▶ [THE REQUEST] Locate every line in the records below that holds the word "screenshot" and return each one.

— START RECORDS —

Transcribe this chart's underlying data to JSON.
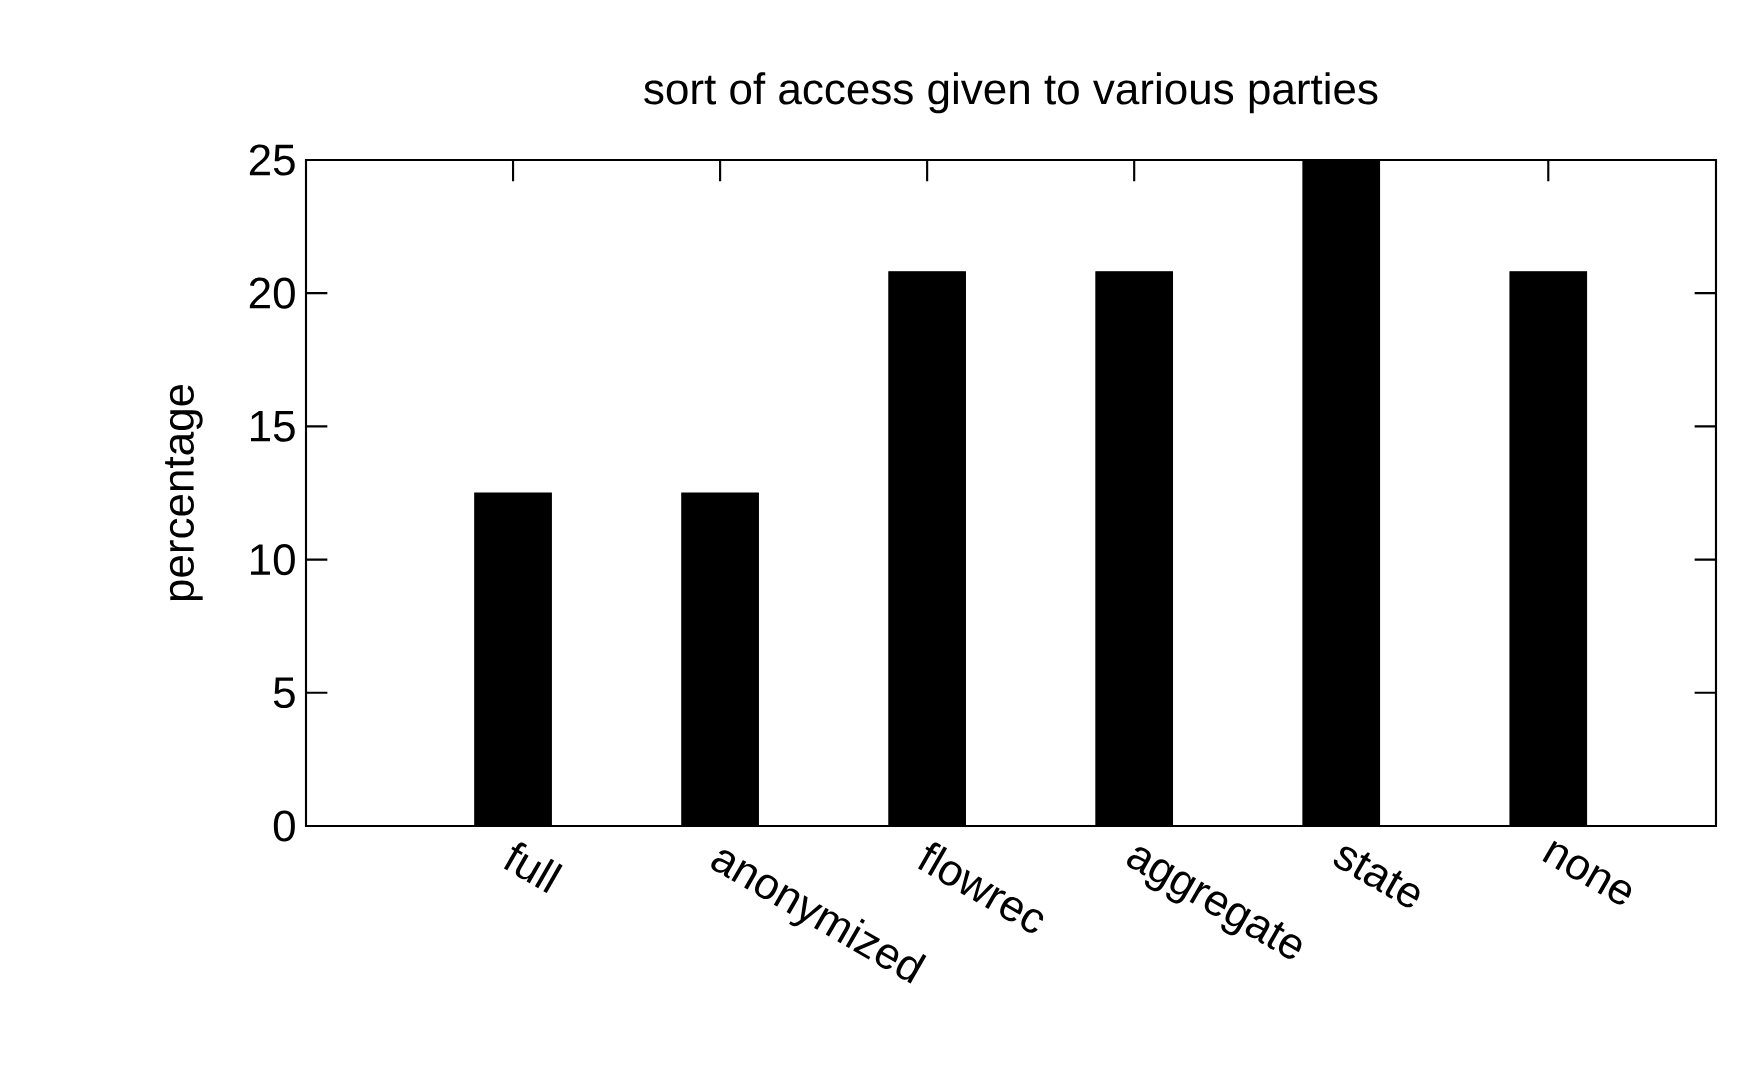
{
  "chart_data": {
    "type": "bar",
    "title": "sort of access given to various parties",
    "ylabel": "percentage",
    "categories": [
      "full",
      "anonymized",
      "flowrec",
      "aggregate",
      "state",
      "none"
    ],
    "values": [
      12.5,
      12.5,
      20.8,
      20.8,
      25,
      20.8
    ],
    "color": "#000000",
    "ylim": [
      0,
      25
    ],
    "yticks": [
      0,
      5,
      10,
      15,
      20,
      25
    ]
  }
}
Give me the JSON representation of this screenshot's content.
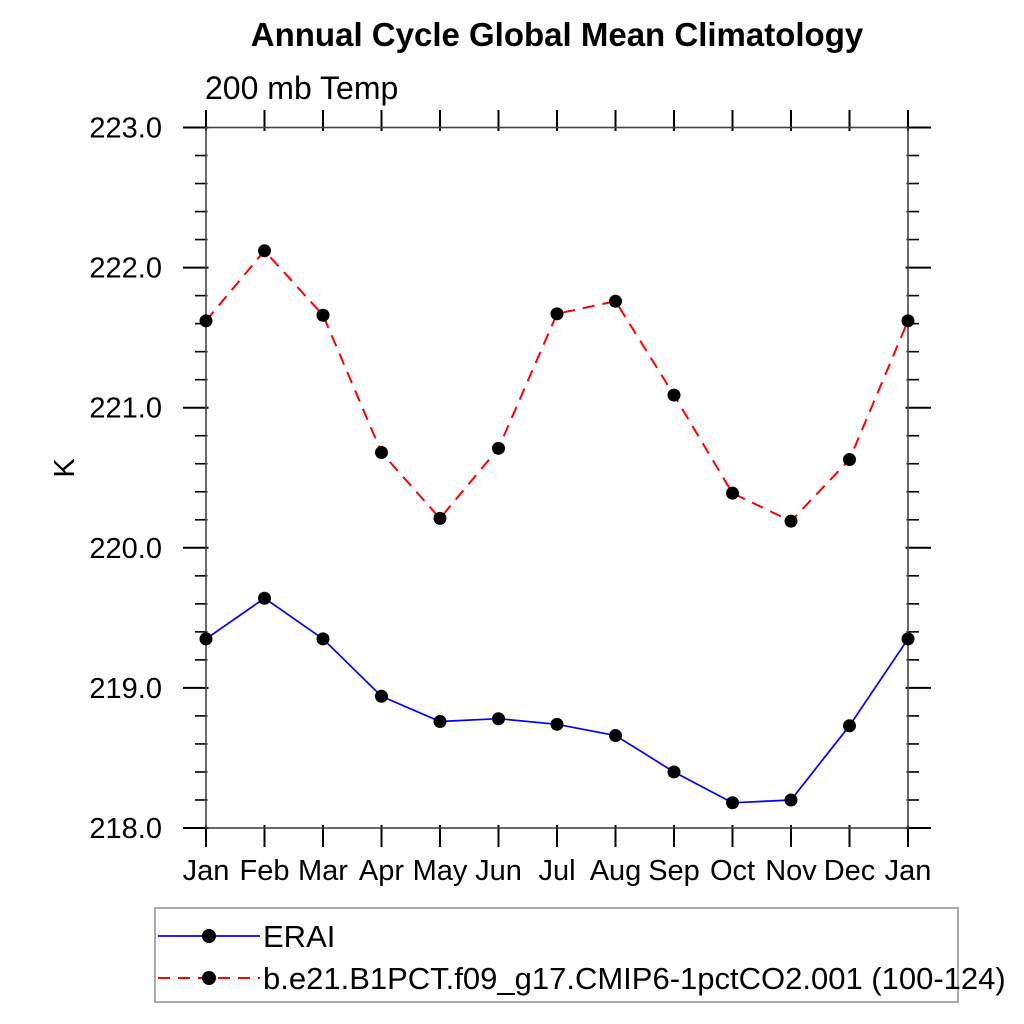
{
  "page": {
    "background": "#ffffff"
  },
  "chart_data": {
    "type": "line",
    "title": "Annual Cycle Global Mean Climatology",
    "subtitle": "200 mb Temp",
    "ylabel": "K",
    "categories": [
      "Jan",
      "Feb",
      "Mar",
      "Apr",
      "May",
      "Jun",
      "Jul",
      "Aug",
      "Sep",
      "Oct",
      "Nov",
      "Dec",
      "Jan"
    ],
    "ylim": [
      218.0,
      223.0
    ],
    "ytick_interval": 1.0,
    "yminor_interval": 0.2,
    "ytick_labels": [
      "218.0",
      "219.0",
      "220.0",
      "221.0",
      "222.0",
      "223.0"
    ],
    "grid": false,
    "legend_position": "bottom-left",
    "frame_color": "#444444",
    "tick_color": "#000000",
    "legend_border_color": "#aaaaaa",
    "marker_color": "#000000",
    "series": [
      {
        "name": "ERAI",
        "color": "#0000ff",
        "line_style": "solid",
        "marker": "circle",
        "values": [
          219.35,
          219.64,
          219.35,
          218.94,
          218.76,
          218.78,
          218.74,
          218.66,
          218.4,
          218.18,
          218.2,
          218.73,
          219.35
        ]
      },
      {
        "name": "b.e21.B1PCT.f09_g17.CMIP6-1pctCO2.001 (100-124)",
        "color": "#ff0000",
        "line_style": "dashed",
        "marker": "circle",
        "values": [
          221.62,
          222.12,
          221.66,
          220.68,
          220.21,
          220.71,
          221.67,
          221.76,
          221.09,
          220.39,
          220.19,
          220.63,
          221.62
        ]
      }
    ]
  }
}
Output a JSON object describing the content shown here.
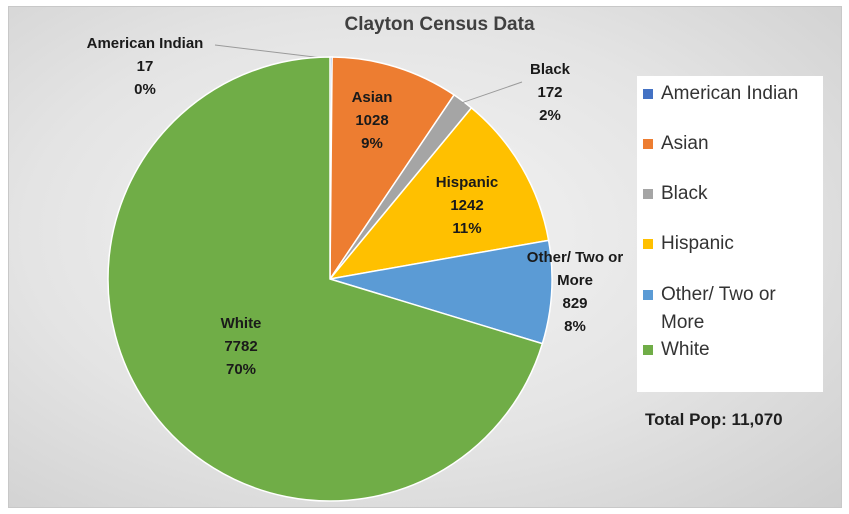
{
  "chart_data": {
    "type": "pie",
    "title": "Clayton Census Data",
    "slices": [
      {
        "name": "American Indian",
        "value": 17,
        "percent": "0%",
        "color": "#4472c4",
        "label_name_lines": [
          "American Indian"
        ]
      },
      {
        "name": "Asian",
        "value": 1028,
        "percent": "9%",
        "color": "#ed7d31",
        "label_name_lines": [
          "Asian"
        ]
      },
      {
        "name": "Black",
        "value": 172,
        "percent": "2%",
        "color": "#a5a5a5",
        "label_name_lines": [
          "Black"
        ]
      },
      {
        "name": "Hispanic",
        "value": 1242,
        "percent": "11%",
        "color": "#ffc000",
        "label_name_lines": [
          "Hispanic"
        ]
      },
      {
        "name": "Other/ Two or More",
        "value": 829,
        "percent": "8%",
        "color": "#5b9bd5",
        "label_name_lines": [
          "Other/ Two or",
          "More"
        ]
      },
      {
        "name": "White",
        "value": 7782,
        "percent": "70%",
        "color": "#70ad47",
        "label_name_lines": [
          "White"
        ]
      }
    ],
    "legend": {
      "placement": "right",
      "items": [
        {
          "lines": [
            "American Indian"
          ],
          "color": "#4472c4"
        },
        {
          "lines": [
            "Asian"
          ],
          "color": "#ed7d31"
        },
        {
          "lines": [
            "Black"
          ],
          "color": "#a5a5a5"
        },
        {
          "lines": [
            "Hispanic"
          ],
          "color": "#ffc000"
        },
        {
          "lines": [
            "Other/ Two or",
            "More"
          ],
          "color": "#5b9bd5"
        },
        {
          "lines": [
            "White"
          ],
          "color": "#70ad47"
        }
      ]
    },
    "annotation": "Total Pop: 11,070"
  }
}
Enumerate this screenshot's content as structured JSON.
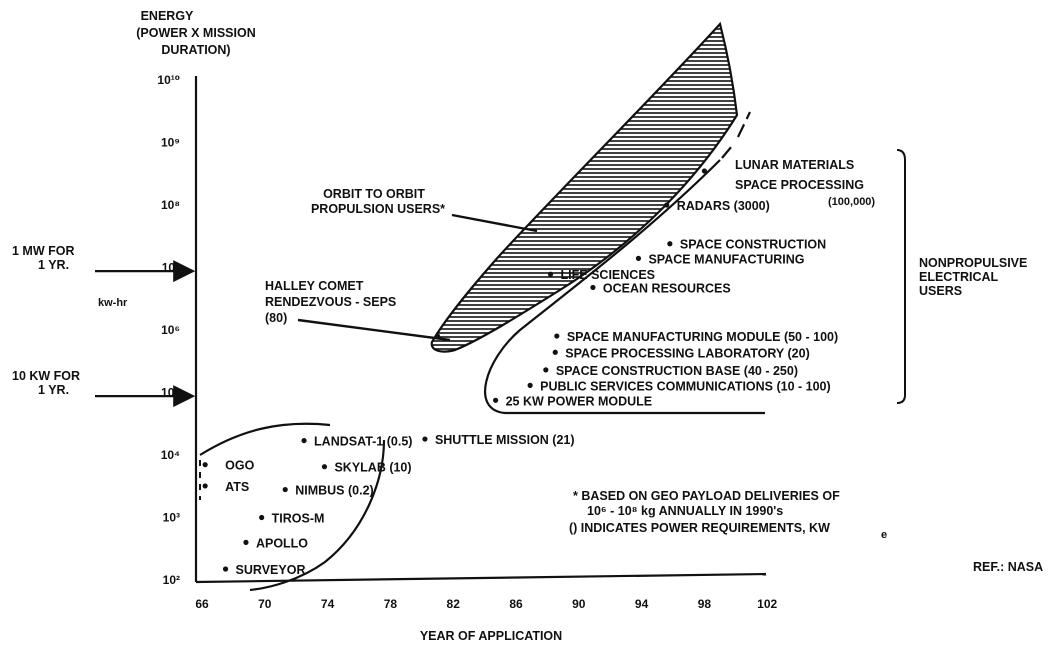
{
  "chart_data": {
    "type": "scatter",
    "y_title_lines": [
      "ENERGY",
      "(POWER X MISSION",
      "DURATION)"
    ],
    "y_unit": "kw-hr",
    "xlabel": "YEAR OF APPLICATION",
    "y_scale": "log",
    "y_ticks": [
      {
        "value": 100,
        "label": "10²"
      },
      {
        "value": 1000,
        "label": "10³"
      },
      {
        "value": 10000,
        "label": "10⁴"
      },
      {
        "value": 100000,
        "label": "10⁵"
      },
      {
        "value": 1000000,
        "label": "10⁶"
      },
      {
        "value": 10000000,
        "label": "10⁷"
      },
      {
        "value": 100000000,
        "label": "10⁸"
      },
      {
        "value": 1000000000,
        "label": "10⁹"
      },
      {
        "value": 10000000000,
        "label": "10¹⁰"
      }
    ],
    "x_ticks": [
      "66",
      "70",
      "74",
      "78",
      "82",
      "86",
      "90",
      "94",
      "98",
      "102"
    ],
    "xlim": [
      66,
      102
    ],
    "ylim": [
      100,
      10000000000
    ],
    "reference_lines": [
      {
        "label_lines": [
          "1 MW FOR",
          "1 YR."
        ],
        "y": 8760000
      },
      {
        "label_lines": [
          "10 KW FOR",
          "1 YR."
        ],
        "y": 87600
      }
    ],
    "points": [
      {
        "label": "SURVEYOR",
        "x": 67.5,
        "y": 150
      },
      {
        "label": "APOLLO",
        "x": 68.8,
        "y": 400
      },
      {
        "label": "TIROS-M",
        "x": 69.8,
        "y": 1000
      },
      {
        "label": "NIMBUS (0.2)",
        "x": 71.3,
        "y": 2800
      },
      {
        "label": "SKYLAB (10)",
        "x": 73.8,
        "y": 6500
      },
      {
        "label": "LANDSAT-1 (0.5)",
        "x": 72.5,
        "y": 17000
      },
      {
        "label": "SHUTTLE MISSION (21)",
        "x": 80.2,
        "y": 18000
      },
      {
        "label": "OGO",
        "x": 66.2,
        "y": 7000
      },
      {
        "label": "ATS",
        "x": 66.2,
        "y": 3200
      },
      {
        "label": "25 KW POWER MODULE",
        "x": 84.7,
        "y": 75000
      },
      {
        "label": "PUBLIC SERVICES COMMUNICATIONS (10 - 100)",
        "x": 86.9,
        "y": 130000
      },
      {
        "label": "SPACE CONSTRUCTION BASE (40 - 250)",
        "x": 87.9,
        "y": 230000
      },
      {
        "label": "SPACE PROCESSING LABORATORY (20)",
        "x": 88.5,
        "y": 440000
      },
      {
        "label": "SPACE MANUFACTURING MODULE (50 - 100)",
        "x": 88.6,
        "y": 800000
      },
      {
        "label": "OCEAN RESOURCES",
        "x": 90.9,
        "y": 4800000
      },
      {
        "label": "LIFE SCIENCES",
        "x": 88.2,
        "y": 7800000
      },
      {
        "label": "SPACE MANUFACTURING",
        "x": 93.8,
        "y": 14000000
      },
      {
        "label": "SPACE CONSTRUCTION",
        "x": 95.8,
        "y": 24000000
      },
      {
        "label": "RADARS (3000)",
        "x": 95.6,
        "y": 100000000
      },
      {
        "label": "LUNAR MATERIALS SPACE PROCESSING (100,000)",
        "x": 98.0,
        "y": 350000000
      },
      {
        "label": "HALLEY COMET RENDEZVOUS - SEPS (80)",
        "x": 81.0,
        "y": 800000
      }
    ]
  },
  "texts": {
    "orbit_line1": "ORBIT TO ORBIT",
    "orbit_line2": "PROPULSION USERS*",
    "halley_line1": "HALLEY COMET",
    "halley_line2": "RENDEZVOUS - SEPS",
    "halley_line3": "(80)",
    "nonprop_line1": "NONPROPULSIVE",
    "nonprop_line2": "ELECTRICAL",
    "nonprop_line3": "USERS",
    "lunar_line1": "LUNAR MATERIALS",
    "lunar_line2": "SPACE PROCESSING",
    "lunar_line3": "(100,000)",
    "footnote_line1": "* BASED ON GEO PAYLOAD DELIVERIES OF",
    "footnote_line2": "10⁶ - 10⁸ kg ANNUALLY IN 1990's",
    "footnote_line3": "() INDICATES POWER REQUIREMENTS, KW",
    "footnote_sub": "e",
    "reference": "REF.: NASA"
  }
}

— END RECORDS —

▶ [THE RESULT]
Give me the JSON representation of this screenshot's content.
Enumerate this screenshot's content as structured JSON.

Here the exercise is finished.